▸ **Selected excerpt**
The learning centers operate three daily “shifts” or about two hours each to accommodate more children, it said. As of August 2019, only 1,600 of those makeshift schools had restrooms or potable water nearby, the report said.

“Bangladesh has provided refuge to generations of ethnic Rohingya who fled previous waves of persecution in Myanmar but has never allowed Rohingya children to access to formal, accredited education,” it said, adding that Dhaka “bars Rohingya children from enrolling in schools in local communities outside the camps or taking national school examinations.”

HRW claimed that Bangladesh’s move to deny education to the refugees had nothing to do with a “lack of resources,” but was a “policy of deliberate deprivation of education in pursuit of its efforts to prevent the refugees from integrating” with local communities.

Bangladesh: ‘Not depriving anyone of their rights’

Talukder, the refugee commissioner, appeared to mock the report as he fended off HRW’s allegations.

“Why only 81 pages?” he told BenarNews. “HRW can’t prove that Bangladesh is doing something illegal even with an 81,000-page report.”

Enamur Rahman, Bangladesh’s state minister for disaster management and relief, said the nation’s laws precluded Rohingya refugees from receiving a formal education in Bangladeshi schools because they had entered the country illegally.

“Bangladesh is not depriving anyone of their rights,” Rahman told BenarNews. “But after their illegal entry into Bangladesh, there is no opportunity for anyone to study in our schools or curriculum.”

Rahman underscored that the Rohingya refugees “are citizens of Myanmar.”

“International ‍aid groups can use the Myanmar curriculum, if they wish,” he said. “In this case, we should not object. This can be a good solution for Rohingya camps.”

▸ **Task brief**
Reproduce the complete excerpt on education for Rohingya refugees in Bangladesh word for word. Rely only on the text itself.

▸ **Extracted information**
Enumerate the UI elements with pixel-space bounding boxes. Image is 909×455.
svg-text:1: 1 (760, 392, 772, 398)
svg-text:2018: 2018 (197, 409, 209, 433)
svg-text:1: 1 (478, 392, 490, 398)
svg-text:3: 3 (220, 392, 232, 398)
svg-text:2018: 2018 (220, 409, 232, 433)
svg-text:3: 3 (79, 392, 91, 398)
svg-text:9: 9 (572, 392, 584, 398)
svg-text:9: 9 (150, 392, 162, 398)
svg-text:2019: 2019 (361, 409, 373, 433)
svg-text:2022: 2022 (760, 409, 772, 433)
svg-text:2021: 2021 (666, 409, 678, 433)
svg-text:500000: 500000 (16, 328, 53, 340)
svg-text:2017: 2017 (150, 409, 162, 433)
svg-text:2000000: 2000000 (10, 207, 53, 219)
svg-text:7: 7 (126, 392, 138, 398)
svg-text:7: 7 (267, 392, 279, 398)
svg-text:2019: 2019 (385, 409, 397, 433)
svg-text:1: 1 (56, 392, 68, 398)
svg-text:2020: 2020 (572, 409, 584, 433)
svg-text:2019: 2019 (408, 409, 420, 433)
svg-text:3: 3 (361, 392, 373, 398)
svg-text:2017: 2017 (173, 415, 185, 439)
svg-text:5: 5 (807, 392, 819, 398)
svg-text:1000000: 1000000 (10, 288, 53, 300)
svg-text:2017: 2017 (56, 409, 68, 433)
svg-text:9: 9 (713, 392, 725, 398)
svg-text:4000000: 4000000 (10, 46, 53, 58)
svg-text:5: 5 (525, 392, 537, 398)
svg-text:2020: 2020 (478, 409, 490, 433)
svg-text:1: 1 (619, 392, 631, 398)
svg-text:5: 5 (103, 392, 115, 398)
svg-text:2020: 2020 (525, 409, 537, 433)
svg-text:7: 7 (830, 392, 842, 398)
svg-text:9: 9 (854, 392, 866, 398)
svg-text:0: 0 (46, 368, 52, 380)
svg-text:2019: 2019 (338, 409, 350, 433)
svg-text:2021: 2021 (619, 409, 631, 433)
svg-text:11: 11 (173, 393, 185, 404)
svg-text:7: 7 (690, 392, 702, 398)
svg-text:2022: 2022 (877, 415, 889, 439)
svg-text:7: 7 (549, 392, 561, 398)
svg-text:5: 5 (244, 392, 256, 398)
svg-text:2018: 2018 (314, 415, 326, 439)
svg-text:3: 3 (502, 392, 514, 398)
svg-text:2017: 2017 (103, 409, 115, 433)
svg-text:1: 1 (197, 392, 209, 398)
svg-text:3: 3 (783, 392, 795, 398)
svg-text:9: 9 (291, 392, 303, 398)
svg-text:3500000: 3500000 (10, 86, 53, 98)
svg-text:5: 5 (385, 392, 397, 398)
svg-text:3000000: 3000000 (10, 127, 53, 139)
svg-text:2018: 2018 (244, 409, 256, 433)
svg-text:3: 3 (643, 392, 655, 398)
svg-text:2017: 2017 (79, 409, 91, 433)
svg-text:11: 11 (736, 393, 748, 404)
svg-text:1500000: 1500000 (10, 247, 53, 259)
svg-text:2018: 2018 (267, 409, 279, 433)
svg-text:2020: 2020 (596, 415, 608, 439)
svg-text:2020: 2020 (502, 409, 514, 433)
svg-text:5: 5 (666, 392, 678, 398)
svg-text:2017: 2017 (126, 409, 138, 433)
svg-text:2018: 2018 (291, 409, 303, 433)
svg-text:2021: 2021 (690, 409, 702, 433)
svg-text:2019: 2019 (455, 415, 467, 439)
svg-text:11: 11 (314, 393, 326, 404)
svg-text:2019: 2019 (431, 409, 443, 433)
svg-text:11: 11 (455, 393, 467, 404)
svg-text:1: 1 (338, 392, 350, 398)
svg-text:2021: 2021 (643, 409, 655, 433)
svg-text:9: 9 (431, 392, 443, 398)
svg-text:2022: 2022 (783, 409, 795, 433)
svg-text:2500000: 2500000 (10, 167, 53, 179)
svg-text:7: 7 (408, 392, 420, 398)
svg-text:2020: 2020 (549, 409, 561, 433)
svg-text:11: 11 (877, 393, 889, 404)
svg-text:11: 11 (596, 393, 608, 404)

▸ **Solution for this exercise**
The learning centers operate three daily “shifts” or about two hours each to accommodate more children, it said. As of August 2019, only 1,600 of those makeshift schools had restrooms or potable water nearby, the report said.

“Bangladesh has provided refuge to generations of ethnic Rohingya who fled previous waves of persecution in Myanmar but has never allowed Rohingya children to access to formal, accredited education,” it said, adding that Dhaka “bars Rohingya children from enrolling in schools in local communities outside the camps or taking national school examinations.”

HRW claimed that Bangladesh’s move to deny education to the refugees had nothing to do with a “lack of resources,” but was a “policy of deliberate deprivation of education in pursuit of its efforts to prevent the refugees from integrating” with local communities.

Bangladesh: ‘Not depriving anyone of their rights’

Talukder, the refugee commissioner, appeared to mock the report as he fended off HRW’s allegations.

“Why only 81 pages?” he told BenarNews. “HRW can’t prove that Bangladesh is doing something illegal even with an 81,000-page report.”

Enamur Rahman, Bangladesh’s state minister for disaster management and relief, said the nation’s laws precluded Rohingya refugees from receiving a formal education in Bangladeshi schools because they had entered the country illegally.

“Bangladesh is not depriving anyone of their rights,” Rahman told BenarNews. “But after their illegal entry into Bangladesh, there is no opportunity for anyone to study in our schools or curriculum.”

Rahman underscored that the Rohingya refugees “are citizens of Myanmar.”

“International ‍aid groups can use the Myanmar curriculum, if they wish,” he said. “In this case, we should not object. This can be a good solution for Rohingya camps.”